• _DATA IN THIS EXERCISE_
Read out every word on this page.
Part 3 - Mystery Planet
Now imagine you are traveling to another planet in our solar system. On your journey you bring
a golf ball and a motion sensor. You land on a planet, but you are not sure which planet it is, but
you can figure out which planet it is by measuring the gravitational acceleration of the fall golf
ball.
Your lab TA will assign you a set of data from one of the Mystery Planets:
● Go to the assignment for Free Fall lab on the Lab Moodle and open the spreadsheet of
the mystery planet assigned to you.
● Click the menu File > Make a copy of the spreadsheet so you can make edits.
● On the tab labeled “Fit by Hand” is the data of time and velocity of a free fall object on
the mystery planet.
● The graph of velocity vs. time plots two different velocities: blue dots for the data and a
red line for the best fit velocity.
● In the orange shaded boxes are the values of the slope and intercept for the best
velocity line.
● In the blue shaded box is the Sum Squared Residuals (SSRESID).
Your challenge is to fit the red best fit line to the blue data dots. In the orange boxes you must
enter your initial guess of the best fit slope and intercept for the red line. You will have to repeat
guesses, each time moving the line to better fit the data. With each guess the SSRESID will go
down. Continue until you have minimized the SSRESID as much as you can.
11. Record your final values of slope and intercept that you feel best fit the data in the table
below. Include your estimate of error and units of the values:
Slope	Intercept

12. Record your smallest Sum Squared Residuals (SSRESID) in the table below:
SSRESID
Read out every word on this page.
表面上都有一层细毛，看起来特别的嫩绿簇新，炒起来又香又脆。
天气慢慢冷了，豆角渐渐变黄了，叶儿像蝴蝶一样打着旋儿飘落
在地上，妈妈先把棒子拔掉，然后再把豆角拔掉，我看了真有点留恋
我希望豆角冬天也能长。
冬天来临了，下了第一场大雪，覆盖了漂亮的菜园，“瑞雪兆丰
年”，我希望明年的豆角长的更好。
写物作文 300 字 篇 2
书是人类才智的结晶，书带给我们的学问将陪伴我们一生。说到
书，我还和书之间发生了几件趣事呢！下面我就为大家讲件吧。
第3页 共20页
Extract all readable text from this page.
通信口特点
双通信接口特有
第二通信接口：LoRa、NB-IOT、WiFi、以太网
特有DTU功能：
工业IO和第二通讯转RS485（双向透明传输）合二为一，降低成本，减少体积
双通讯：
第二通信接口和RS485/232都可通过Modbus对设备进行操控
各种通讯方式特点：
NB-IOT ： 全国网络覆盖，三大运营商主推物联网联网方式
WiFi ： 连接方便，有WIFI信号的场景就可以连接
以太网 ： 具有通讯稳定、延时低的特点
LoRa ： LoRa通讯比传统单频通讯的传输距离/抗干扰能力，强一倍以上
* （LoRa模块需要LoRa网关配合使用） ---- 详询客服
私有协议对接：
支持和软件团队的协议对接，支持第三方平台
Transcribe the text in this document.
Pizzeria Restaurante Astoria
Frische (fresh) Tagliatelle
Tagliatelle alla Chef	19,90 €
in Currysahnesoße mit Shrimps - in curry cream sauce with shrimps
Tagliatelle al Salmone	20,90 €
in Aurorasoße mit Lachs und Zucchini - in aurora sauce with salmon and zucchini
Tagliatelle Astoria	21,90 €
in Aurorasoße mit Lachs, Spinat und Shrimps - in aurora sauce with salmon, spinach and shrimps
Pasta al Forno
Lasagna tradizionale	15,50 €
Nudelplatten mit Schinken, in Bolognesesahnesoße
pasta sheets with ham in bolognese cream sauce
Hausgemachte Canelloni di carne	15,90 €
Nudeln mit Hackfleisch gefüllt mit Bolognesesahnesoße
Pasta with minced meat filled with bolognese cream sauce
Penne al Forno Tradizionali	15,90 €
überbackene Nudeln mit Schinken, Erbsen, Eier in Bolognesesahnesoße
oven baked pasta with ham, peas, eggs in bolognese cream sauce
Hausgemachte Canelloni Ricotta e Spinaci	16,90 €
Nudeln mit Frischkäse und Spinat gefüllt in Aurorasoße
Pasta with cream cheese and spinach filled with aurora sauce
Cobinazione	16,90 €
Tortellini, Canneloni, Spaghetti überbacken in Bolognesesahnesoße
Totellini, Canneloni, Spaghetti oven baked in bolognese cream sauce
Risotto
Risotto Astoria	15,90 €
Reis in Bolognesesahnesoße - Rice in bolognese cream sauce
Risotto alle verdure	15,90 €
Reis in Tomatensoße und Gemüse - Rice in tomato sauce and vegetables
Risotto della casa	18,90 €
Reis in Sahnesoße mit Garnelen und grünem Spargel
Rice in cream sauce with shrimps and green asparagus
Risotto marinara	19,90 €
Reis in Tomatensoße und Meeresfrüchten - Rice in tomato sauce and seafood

• _WHAT IS ASKED_
Give all the records again. Match them exactly.

• _RESPONSE TO THE EXERCISE_
Read out every word on this page.
Part 3 - Mystery Planet
Now imagine you are traveling to another planet in our solar system. On your journey you bring
a golf ball and a motion sensor. You land on a planet, but you are not sure which planet it is, but
you can figure out which planet it is by measuring the gravitational acceleration of the fall golf
ball.
Your lab TA will assign you a set of data from one of the Mystery Planets:
● Go to the assignment for Free Fall lab on the Lab Moodle and open the spreadsheet of
the mystery planet assigned to you.
● Click the menu File > Make a copy of the spreadsheet so you can make edits.
● On the tab labeled “Fit by Hand” is the data of time and velocity of a free fall object on
the mystery planet.
● The graph of velocity vs. time plots two different velocities: blue dots for the data and a
red line for the best fit velocity.
● In the orange shaded boxes are the values of the slope and intercept for the best
velocity line.
● In the blue shaded box is the Sum Squared Residuals (SSRESID).
Your challenge is to fit the red best fit line to the blue data dots. In the orange boxes you must
enter your initial guess of the best fit slope and intercept for the red line. You will have to repeat
guesses, each time moving the line to better fit the data. With each guess the SSRESID will go
down. Continue until you have minimized the SSRESID as much as you can.
11. Record your final values of slope and intercept that you feel best fit the data in the table
below. Include your estimate of error and units of the values:
Slope	Intercept

12. Record your smallest Sum Squared Residuals (SSRESID) in the table below:
SSRESID
Read out every word on this page.
表面上都有一层细毛，看起来特别的嫩绿簇新，炒起来又香又脆。
天气慢慢冷了，豆角渐渐变黄了，叶儿像蝴蝶一样打着旋儿飘落
在地上，妈妈先把棒子拔掉，然后再把豆角拔掉，我看了真有点留恋
我希望豆角冬天也能长。
冬天来临了，下了第一场大雪，覆盖了漂亮的菜园，“瑞雪兆丰
年”，我希望明年的豆角长的更好。
写物作文 300 字 篇 2
书是人类才智的结晶，书带给我们的学问将陪伴我们一生。说到
书，我还和书之间发生了几件趣事呢！下面我就为大家讲件吧。
第3页 共20页
Extract all readable text from this page.
通信口特点
双通信接口特有
第二通信接口：LoRa、NB-IOT、WiFi、以太网
特有DTU功能：
工业IO和第二通讯转RS485（双向透明传输）合二为一，降低成本，减少体积
双通讯：
第二通信接口和RS485/232都可通过Modbus对设备进行操控
各种通讯方式特点：
NB-IOT ： 全国网络覆盖，三大运营商主推物联网联网方式
WiFi ： 连接方便，有WIFI信号的场景就可以连接
以太网 ： 具有通讯稳定、延时低的特点
LoRa ： LoRa通讯比传统单频通讯的传输距离/抗干扰能力，强一倍以上
* （LoRa模块需要LoRa网关配合使用） ---- 详询客服
私有协议对接：
支持和软件团队的协议对接，支持第三方平台
Transcribe the text in this document.
Pizzeria Restaurante Astoria
Frische (fresh) Tagliatelle
Tagliatelle alla Chef	19,90 €
in Currysahnesoße mit Shrimps - in curry cream sauce with shrimps
Tagliatelle al Salmone	20,90 €
in Aurorasoße mit Lachs und Zucchini - in aurora sauce with salmon and zucchini
Tagliatelle Astoria	21,90 €
in Aurorasoße mit Lachs, Spinat und Shrimps - in aurora sauce with salmon, spinach and shrimps
Pasta al Forno
Lasagna tradizionale	15,50 €
Nudelplatten mit Schinken, in Bolognesesahnesoße
pasta sheets with ham in bolognese cream sauce
Hausgemachte Canelloni di carne	15,90 €
Nudeln mit Hackfleisch gefüllt mit Bolognesesahnesoße
Pasta with minced meat filled with bolognese cream sauce
Penne al Forno Tradizionali	15,90 €
überbackene Nudeln mit Schinken, Erbsen, Eier in Bolognesesahnesoße
oven baked pasta with ham, peas, eggs in bolognese cream sauce
Hausgemachte Canelloni Ricotta e Spinaci	16,90 €
Nudeln mit Frischkäse und Spinat gefüllt in Aurorasoße
Pasta with cream cheese and spinach filled with aurora sauce
Cobinazione	16,90 €
Tortellini, Canneloni, Spaghetti überbacken in Bolognesesahnesoße
Totellini, Canneloni, Spaghetti oven baked in bolognese cream sauce
Risotto
Risotto Astoria	15,90 €
Reis in Bolognesesahnesoße - Rice in bolognese cream sauce
Risotto alle verdure	15,90 €
Reis in Tomatensoße und Gemüse - Rice in tomato sauce and vegetables
Risotto della casa	18,90 €
Reis in Sahnesoße mit Garnelen und grünem Spargel
Rice in cream sauce with shrimps and green asparagus
Risotto marinara	19,90 €
Reis in Tomatensoße und Meeresfrüchten - Rice in tomato sauce and seafood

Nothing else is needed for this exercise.